• _WHAT IS EXPECTED_
Extract each line where the string "Jahrg" shows up.

........

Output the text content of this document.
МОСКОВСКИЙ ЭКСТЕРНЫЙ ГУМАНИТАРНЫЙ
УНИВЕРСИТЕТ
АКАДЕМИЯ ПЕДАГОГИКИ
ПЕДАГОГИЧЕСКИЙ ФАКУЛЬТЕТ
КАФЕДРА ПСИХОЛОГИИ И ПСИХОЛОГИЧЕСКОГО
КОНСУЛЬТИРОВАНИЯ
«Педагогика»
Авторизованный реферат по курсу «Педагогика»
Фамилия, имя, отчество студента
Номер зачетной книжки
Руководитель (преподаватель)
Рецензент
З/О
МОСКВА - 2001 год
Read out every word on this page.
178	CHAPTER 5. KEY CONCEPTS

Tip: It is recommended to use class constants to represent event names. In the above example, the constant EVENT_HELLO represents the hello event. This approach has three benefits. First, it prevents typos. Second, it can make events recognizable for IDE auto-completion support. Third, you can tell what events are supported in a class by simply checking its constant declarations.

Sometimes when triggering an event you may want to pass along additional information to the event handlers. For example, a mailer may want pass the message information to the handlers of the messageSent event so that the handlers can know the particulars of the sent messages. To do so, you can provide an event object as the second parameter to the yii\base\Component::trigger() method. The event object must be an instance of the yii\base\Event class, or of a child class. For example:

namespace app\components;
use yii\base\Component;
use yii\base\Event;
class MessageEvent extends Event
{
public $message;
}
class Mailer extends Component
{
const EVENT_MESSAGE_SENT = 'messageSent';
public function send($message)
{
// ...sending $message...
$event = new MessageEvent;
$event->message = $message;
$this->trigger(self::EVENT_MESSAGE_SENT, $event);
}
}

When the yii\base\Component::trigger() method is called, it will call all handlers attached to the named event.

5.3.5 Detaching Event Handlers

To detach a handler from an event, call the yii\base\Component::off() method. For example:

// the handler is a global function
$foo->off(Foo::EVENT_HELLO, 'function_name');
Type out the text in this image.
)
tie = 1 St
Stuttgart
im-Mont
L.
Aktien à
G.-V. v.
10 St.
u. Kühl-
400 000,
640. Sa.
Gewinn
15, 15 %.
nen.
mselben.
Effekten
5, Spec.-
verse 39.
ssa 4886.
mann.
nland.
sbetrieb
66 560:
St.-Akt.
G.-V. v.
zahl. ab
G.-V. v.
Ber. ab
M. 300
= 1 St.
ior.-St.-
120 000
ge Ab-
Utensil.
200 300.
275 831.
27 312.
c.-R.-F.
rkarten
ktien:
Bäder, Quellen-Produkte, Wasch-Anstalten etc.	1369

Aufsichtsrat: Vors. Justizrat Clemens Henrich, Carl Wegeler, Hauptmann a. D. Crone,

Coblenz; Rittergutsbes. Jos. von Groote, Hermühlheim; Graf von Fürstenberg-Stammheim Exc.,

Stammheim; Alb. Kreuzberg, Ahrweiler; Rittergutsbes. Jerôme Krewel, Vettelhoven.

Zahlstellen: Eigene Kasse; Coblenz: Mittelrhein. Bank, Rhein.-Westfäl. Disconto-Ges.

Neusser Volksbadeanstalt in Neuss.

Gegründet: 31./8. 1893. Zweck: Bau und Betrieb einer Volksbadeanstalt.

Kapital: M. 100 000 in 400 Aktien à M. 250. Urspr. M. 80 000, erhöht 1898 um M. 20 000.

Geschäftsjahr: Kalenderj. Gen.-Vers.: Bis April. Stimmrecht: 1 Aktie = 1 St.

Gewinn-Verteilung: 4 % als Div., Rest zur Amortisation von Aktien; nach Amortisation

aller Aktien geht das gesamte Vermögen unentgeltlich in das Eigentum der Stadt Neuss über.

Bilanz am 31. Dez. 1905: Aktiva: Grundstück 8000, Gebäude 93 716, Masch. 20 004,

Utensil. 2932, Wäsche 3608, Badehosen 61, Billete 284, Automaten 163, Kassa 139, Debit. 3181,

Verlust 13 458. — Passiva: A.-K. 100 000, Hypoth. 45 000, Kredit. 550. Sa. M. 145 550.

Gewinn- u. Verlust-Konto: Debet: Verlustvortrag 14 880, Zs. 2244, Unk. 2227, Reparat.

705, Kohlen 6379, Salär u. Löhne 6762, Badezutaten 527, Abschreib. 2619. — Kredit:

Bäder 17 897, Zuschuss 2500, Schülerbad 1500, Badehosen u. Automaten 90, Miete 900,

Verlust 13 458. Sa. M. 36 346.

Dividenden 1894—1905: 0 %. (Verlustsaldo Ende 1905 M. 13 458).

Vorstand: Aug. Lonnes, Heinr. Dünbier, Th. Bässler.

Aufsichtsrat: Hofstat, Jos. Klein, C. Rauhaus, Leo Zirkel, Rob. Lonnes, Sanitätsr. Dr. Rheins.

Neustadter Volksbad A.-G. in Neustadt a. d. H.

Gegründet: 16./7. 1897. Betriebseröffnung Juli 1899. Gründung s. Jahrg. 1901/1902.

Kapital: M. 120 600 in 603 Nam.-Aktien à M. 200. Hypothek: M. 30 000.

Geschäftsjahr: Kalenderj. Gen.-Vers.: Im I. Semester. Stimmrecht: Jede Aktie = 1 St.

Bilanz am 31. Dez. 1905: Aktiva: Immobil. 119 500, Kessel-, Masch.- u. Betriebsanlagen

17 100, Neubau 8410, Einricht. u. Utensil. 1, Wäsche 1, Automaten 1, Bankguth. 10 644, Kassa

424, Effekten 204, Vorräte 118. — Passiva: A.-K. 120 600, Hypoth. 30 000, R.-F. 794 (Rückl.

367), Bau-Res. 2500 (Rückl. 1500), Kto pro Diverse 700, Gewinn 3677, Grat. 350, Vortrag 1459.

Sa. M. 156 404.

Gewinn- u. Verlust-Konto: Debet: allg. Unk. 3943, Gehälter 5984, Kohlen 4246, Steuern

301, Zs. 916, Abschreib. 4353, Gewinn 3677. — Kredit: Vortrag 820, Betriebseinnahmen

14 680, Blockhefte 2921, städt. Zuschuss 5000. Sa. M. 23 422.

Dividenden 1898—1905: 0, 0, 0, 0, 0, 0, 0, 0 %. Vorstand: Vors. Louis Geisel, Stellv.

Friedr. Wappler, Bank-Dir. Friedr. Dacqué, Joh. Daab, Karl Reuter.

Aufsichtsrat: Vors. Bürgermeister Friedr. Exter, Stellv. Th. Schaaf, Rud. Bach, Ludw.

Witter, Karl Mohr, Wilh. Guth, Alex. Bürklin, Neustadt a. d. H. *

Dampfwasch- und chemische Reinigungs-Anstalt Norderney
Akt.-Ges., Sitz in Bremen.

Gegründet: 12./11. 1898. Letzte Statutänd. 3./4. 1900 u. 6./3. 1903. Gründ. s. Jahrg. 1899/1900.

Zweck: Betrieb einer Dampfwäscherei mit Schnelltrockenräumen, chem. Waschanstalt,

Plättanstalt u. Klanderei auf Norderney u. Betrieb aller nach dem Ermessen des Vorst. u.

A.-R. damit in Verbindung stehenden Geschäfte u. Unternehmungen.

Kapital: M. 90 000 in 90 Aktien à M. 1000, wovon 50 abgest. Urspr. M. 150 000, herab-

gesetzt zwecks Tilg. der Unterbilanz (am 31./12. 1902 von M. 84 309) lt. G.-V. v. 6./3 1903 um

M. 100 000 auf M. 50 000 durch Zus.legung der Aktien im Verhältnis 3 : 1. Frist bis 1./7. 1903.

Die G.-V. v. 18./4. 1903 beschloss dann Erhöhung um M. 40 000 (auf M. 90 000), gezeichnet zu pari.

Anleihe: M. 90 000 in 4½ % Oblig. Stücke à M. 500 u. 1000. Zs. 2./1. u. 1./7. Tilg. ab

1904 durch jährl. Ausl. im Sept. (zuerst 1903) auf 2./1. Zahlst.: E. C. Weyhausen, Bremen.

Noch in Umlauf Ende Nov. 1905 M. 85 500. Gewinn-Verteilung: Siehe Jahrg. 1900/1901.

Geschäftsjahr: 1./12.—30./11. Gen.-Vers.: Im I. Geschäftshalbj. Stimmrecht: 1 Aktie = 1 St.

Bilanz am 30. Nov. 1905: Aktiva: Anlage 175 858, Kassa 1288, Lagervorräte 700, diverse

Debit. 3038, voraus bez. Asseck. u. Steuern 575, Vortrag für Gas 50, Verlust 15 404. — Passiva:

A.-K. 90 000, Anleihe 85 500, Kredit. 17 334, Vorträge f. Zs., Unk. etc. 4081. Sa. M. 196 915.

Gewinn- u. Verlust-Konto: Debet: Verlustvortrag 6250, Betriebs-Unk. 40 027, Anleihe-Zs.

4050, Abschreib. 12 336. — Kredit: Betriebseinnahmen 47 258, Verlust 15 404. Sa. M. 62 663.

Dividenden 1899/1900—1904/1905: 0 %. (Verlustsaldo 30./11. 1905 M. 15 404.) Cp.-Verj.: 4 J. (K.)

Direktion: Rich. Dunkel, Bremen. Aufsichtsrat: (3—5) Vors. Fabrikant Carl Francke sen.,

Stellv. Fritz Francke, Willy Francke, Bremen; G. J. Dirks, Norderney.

........

• _SOLUTION TO THE EXERCISE_
Gegründet: 16./7. 1897. Betriebseröffnung Juli 1899. Gründung s. Jahrg. 1901/1902.
Gegründet: 12./11. 1898. Letzte Statutänd. 3./4. 1900 u. 6./3. 1903. Gründ. s. Jahrg. 1899/1900.
Noch in Umlauf Ende Nov. 1905 M. 85 500. Gewinn-Verteilung: Siehe Jahrg. 1900/1901.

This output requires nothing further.